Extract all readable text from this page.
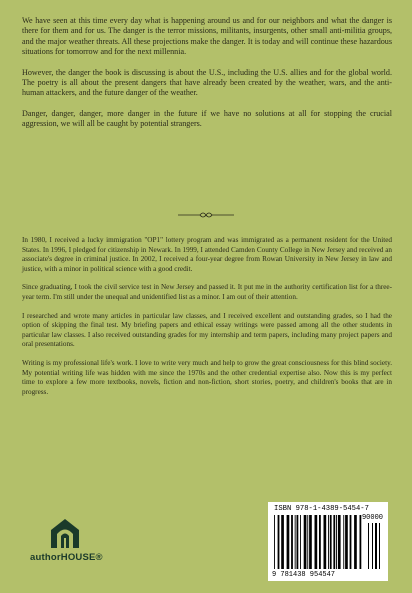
We have seen at this time every day what is happening around us and for our neighbors and what the danger is there for them and for us. The danger is the terror missions, militants, insurgents, other small anti-militia groups, and the major weather threats. All these projections make the danger. It is today and will continue these hazardous situations for tomorrow and for the next millennia.

However, the danger the book is discussing is about the U.S., including the U.S. allies and for the global world. The poetry is all about the present dangers that have already been created by the weather, wars, and the anti-human attackers, and the future danger of the weather.

Danger, danger, danger, more danger in the future if we have no solutions at all for stopping the crucial aggression, we will all be caught by potential strangers.

In 1980, I received a lucky immigration "OP1" lottery program and was immigrated as a permanent resident for the United States. In 1996, I pledged for citizenship in Newark. In 1999, I attended Camden County College in New Jersey and received an associate's degree in criminal justice. In 2002, I received a four-year degree from Rowan University in New Jersey in law and justice, with a minor in political science with a good credit.

Since graduating, I took the civil service test in New Jersey and passed it. It put me in the authority certification list for a three-year term. I'm still under the unequal and unidentified list as a minor. I am out of their attention.

I researched and wrote many articles in particular law classes, and I received excellent and outstanding grades, so I had the option of skipping the final test. My briefing papers and ethical essay writings were passed among all the other students in particular law classes. I also received outstanding grades for my internship and term papers, including many project papers and oral presentations.

Writing is my professional life's work. I love to write very much and help to grow the great consciousness for this blind society. My potential writing life was hidden with me since the 1970s and the other credential expertise also. Now this is my perfect time to explore a few more textbooks, novels, fiction and non-fiction, short stories, poetry, and children's books that are in progress.

authorHOUSE®
ISBN 978-1-4389-5454-7
90000
9 781438 954547
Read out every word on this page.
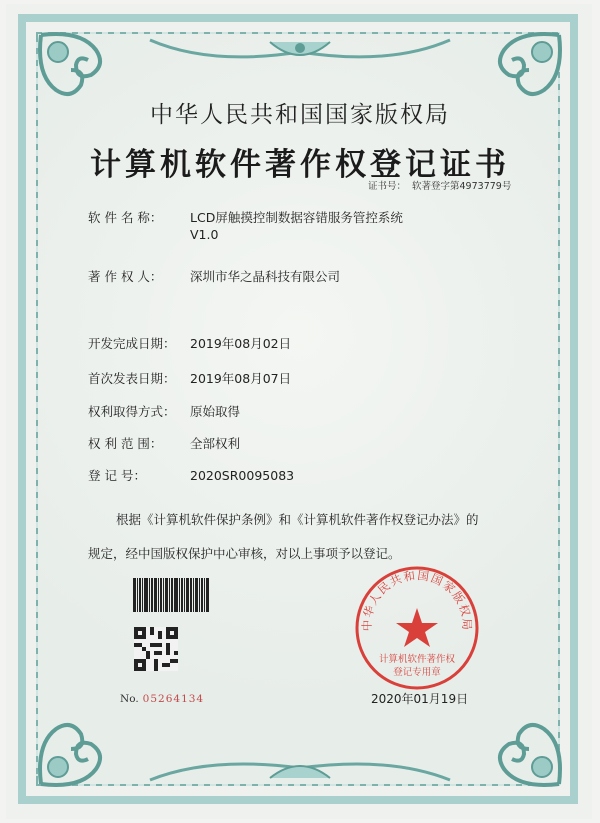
中华人民共和国国家版权局
计算机软件著作权登记证书
证书号： 软著登字第4973779号
软 件 名 称： LCD屏触摸控制数据容错服务管控系统
V1.0
著 作 权 人： 深圳市华之晶科技有限公司
开发完成日期： 2019年08月02日
首次发表日期： 2019年08月07日
权利取得方式： 原始取得
权 利 范 围： 全部权利
登 记 号：	2020SR0095083
根据《计算机软件保护条例》和《计算机软件著作权登记办法》的
规定，经中国版权保护中心审核，对以上事项予以登记。
No. 05264134
中华人民共和国国家版权局
计算机软件著作权
登记专用章
2020年01月19日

***

#### Required task:
Search the records for the word "danger". Copy every line that has it.

#### Expected answer:
We have seen at this time every day what is happening around us and for our neighbors and what the danger is there for them and for us. The danger is the terror missions, militants, insurgents, other small anti-militia groups, and the major weather threats. All these projections make the danger. It is today and will continue these hazardous situations for tomorrow and for the next millennia.
However, the danger the book is discussing is about the U.S., including the U.S. allies and for the global world. The poetry is all about the present dangers that have already been created by the weather, wars, and the anti-human attackers, and the future danger of the weather.
Danger, danger, danger, more danger in the future if we have no solutions at all for stopping the crucial aggression, we will all be caught by potential strangers.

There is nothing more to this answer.